** START Excerpted data **

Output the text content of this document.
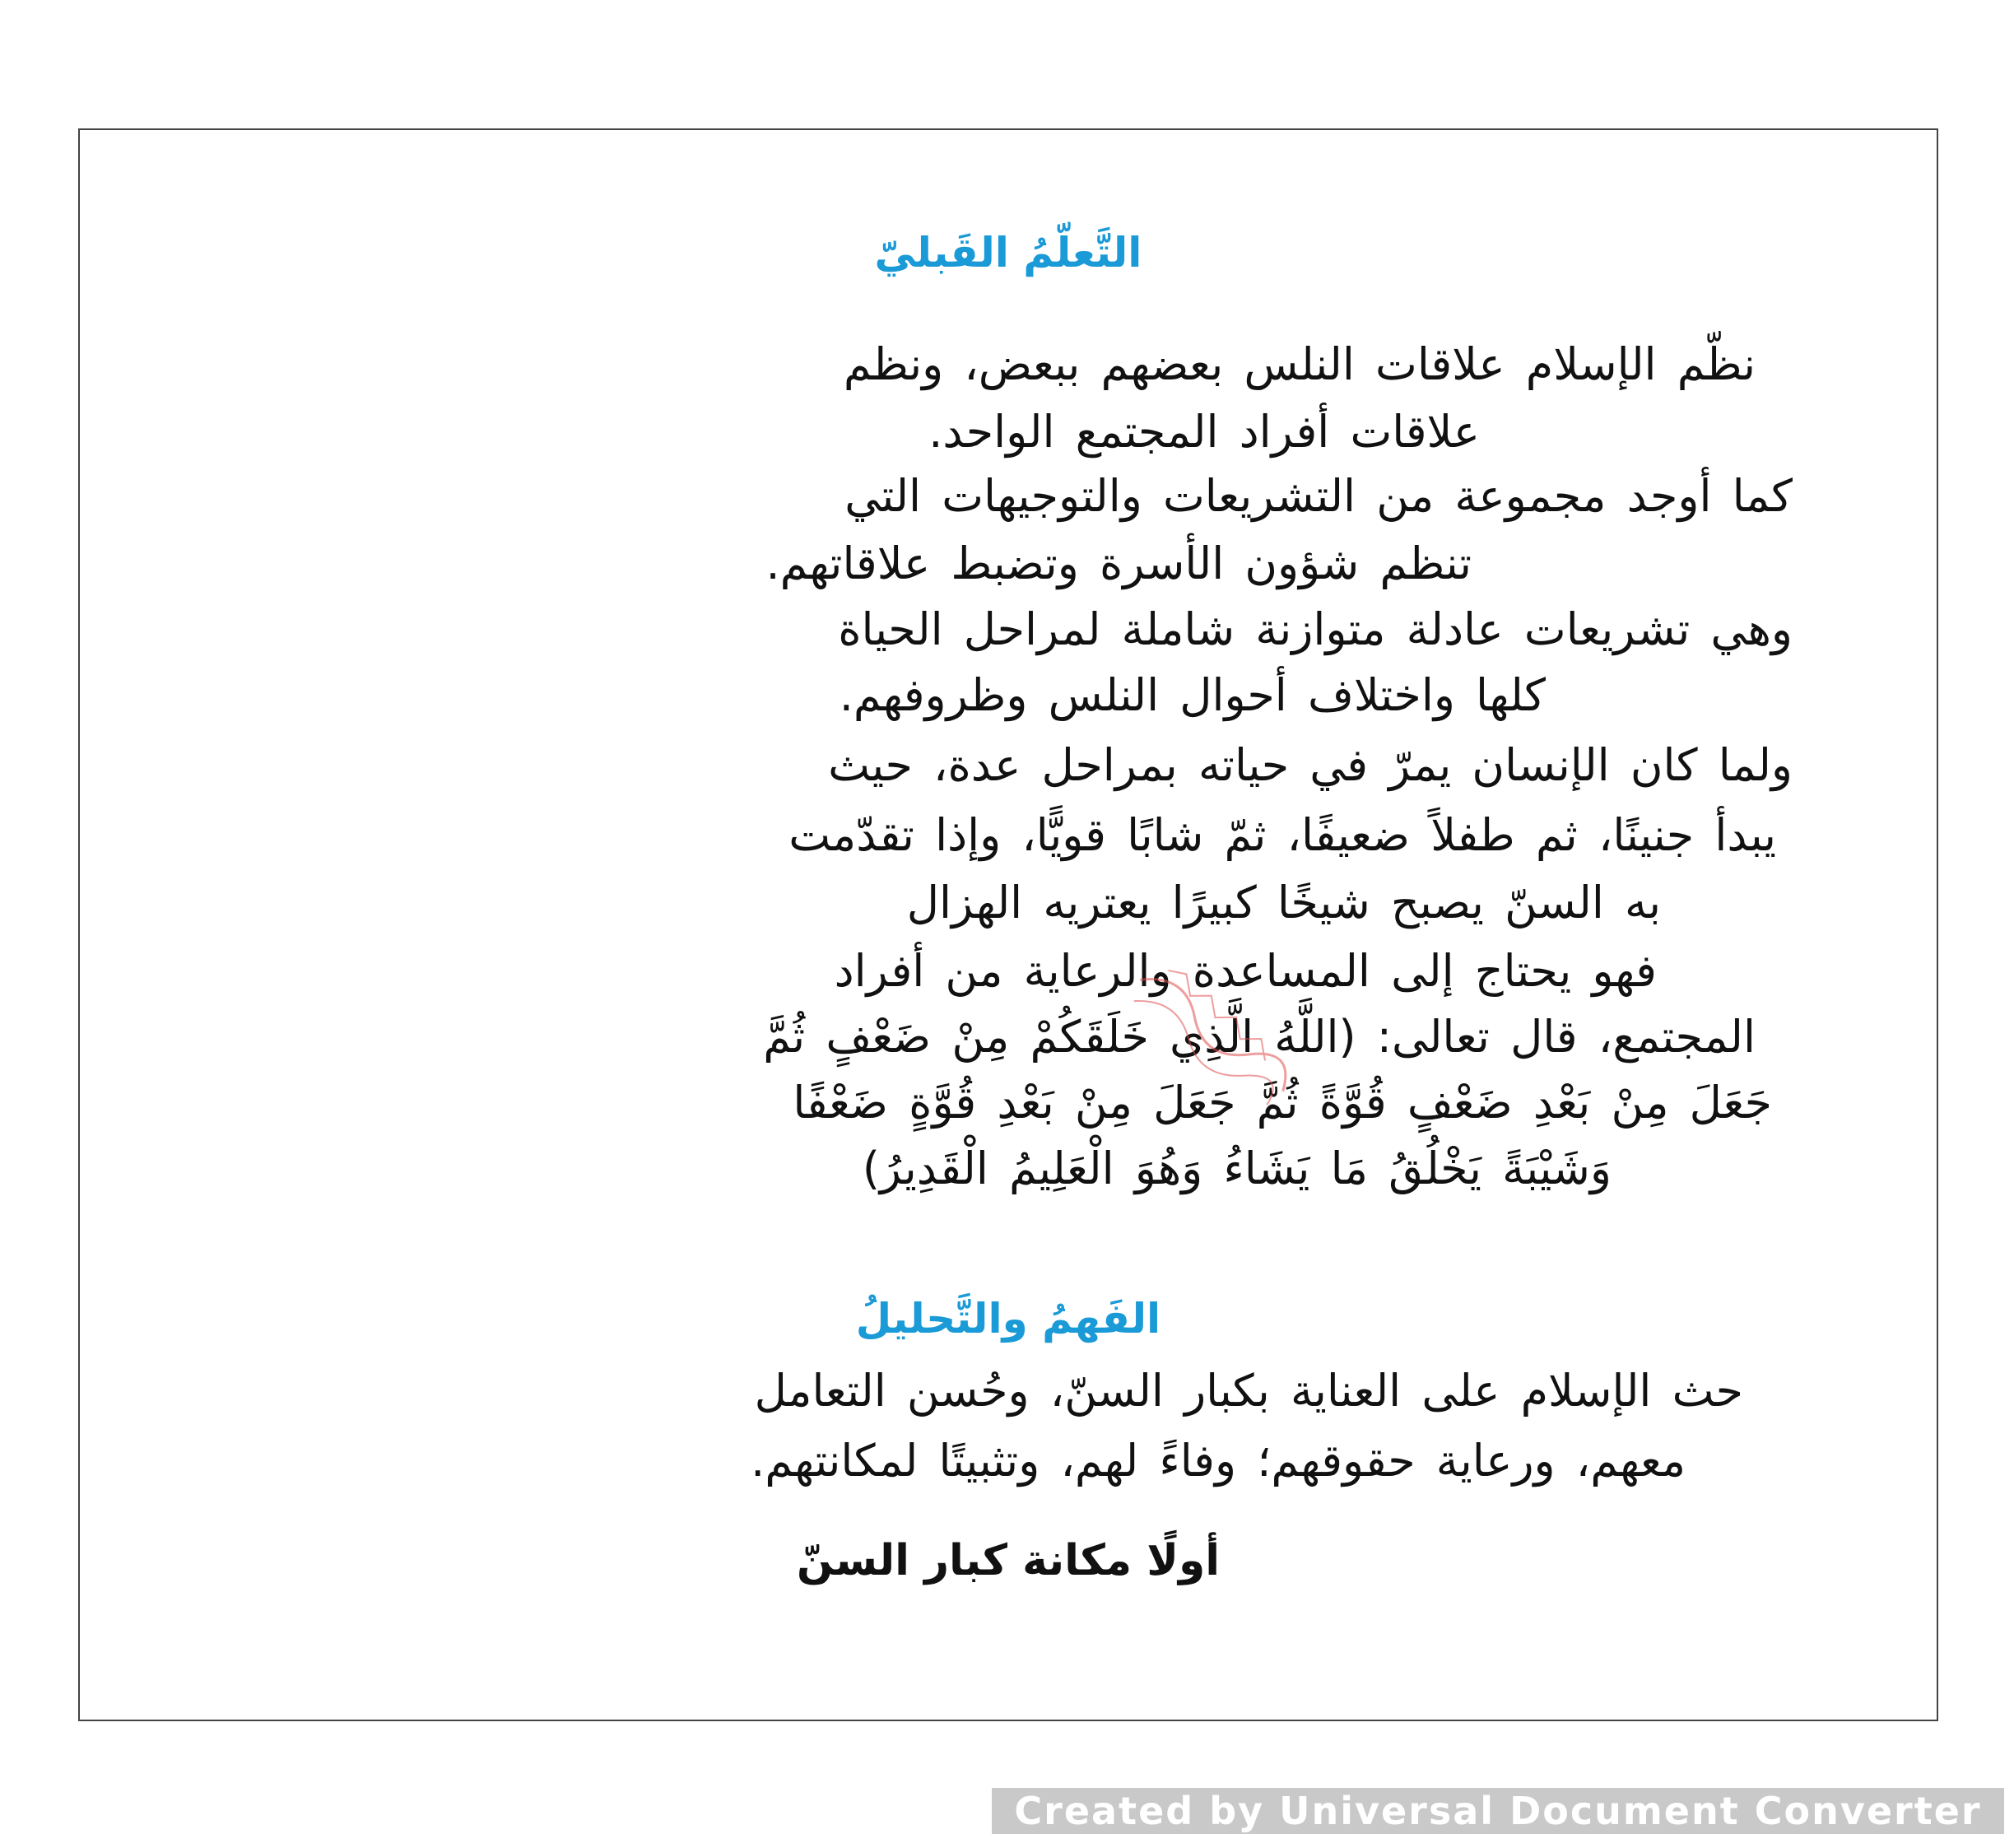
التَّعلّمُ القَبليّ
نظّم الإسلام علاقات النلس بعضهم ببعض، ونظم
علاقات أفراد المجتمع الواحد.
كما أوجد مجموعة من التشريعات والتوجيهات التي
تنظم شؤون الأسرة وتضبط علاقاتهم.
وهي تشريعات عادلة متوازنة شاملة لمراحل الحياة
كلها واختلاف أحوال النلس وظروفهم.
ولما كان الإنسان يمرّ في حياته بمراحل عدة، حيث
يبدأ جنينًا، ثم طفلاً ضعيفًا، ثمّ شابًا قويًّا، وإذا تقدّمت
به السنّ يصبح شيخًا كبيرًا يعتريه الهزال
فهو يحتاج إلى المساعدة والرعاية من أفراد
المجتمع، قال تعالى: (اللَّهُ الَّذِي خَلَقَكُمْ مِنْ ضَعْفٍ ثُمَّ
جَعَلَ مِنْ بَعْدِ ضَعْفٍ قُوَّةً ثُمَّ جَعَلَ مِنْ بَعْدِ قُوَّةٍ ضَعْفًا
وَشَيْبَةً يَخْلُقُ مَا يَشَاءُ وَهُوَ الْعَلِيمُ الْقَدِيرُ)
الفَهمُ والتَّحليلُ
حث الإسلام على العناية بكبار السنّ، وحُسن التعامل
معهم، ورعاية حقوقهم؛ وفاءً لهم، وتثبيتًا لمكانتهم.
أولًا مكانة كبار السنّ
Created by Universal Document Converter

** END Excerpted data **
** START Excerpted data **

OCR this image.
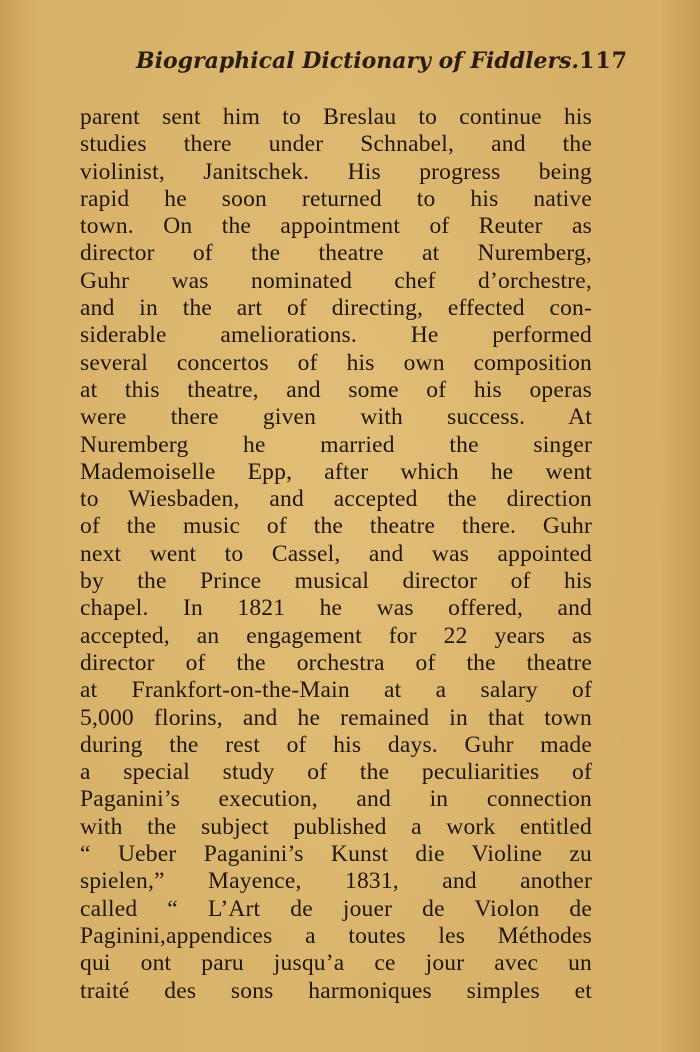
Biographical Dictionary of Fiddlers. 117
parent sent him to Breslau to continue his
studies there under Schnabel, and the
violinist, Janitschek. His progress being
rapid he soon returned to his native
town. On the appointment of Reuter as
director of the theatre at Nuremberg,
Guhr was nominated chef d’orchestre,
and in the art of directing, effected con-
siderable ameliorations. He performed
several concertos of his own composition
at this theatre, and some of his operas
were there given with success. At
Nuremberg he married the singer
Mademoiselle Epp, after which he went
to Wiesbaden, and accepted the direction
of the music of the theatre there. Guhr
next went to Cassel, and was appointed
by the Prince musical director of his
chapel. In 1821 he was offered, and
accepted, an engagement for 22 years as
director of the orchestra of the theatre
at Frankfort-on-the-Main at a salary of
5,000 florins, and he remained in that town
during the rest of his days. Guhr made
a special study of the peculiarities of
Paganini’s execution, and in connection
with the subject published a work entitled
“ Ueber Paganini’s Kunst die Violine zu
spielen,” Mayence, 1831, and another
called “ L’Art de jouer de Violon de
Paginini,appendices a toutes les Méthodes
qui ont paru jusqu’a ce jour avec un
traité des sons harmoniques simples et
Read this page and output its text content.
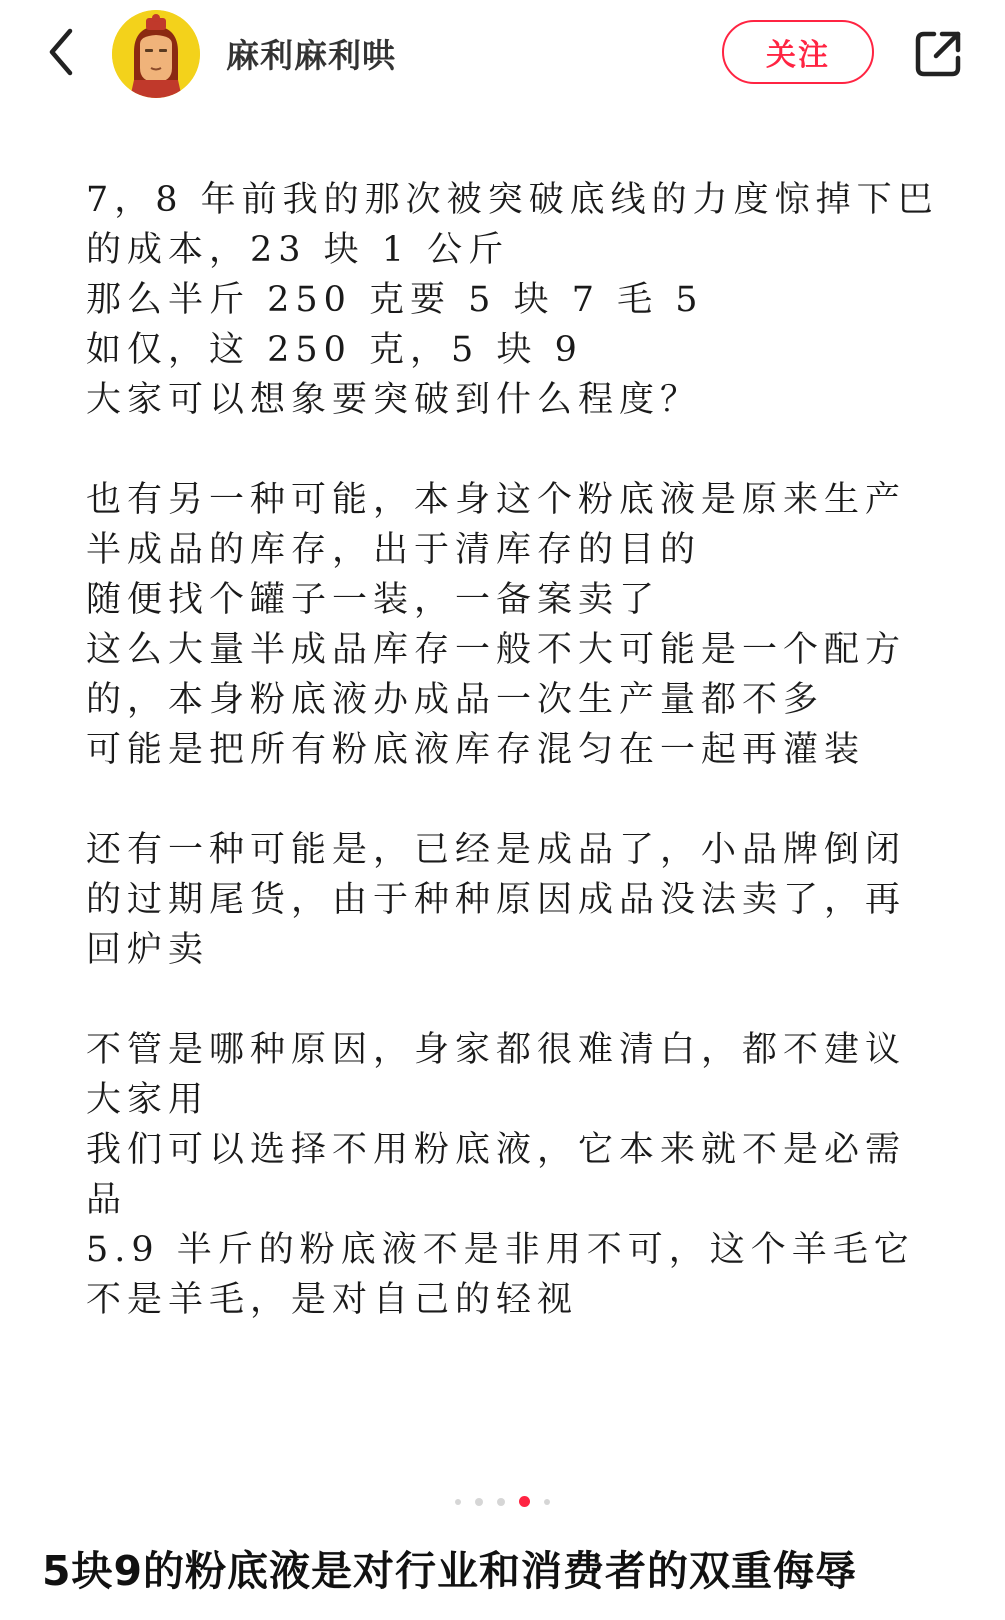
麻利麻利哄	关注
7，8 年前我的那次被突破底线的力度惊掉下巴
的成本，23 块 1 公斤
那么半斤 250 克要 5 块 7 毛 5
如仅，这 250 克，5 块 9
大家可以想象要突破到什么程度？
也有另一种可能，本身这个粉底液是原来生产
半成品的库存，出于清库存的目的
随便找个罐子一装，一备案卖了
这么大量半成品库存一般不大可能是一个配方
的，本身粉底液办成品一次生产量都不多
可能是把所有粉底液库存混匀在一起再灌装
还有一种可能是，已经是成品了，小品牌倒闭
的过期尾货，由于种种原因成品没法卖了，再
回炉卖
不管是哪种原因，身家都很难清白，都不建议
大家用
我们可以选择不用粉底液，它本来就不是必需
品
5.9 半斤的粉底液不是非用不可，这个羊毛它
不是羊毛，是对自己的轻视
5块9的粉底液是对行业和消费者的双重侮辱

** END Excerpted data **

Search the material above for "director". Pull out each line where it shows up.

director of the theatre at Nuremberg,
by the Prince musical director of his
director of the orchestra of the theatre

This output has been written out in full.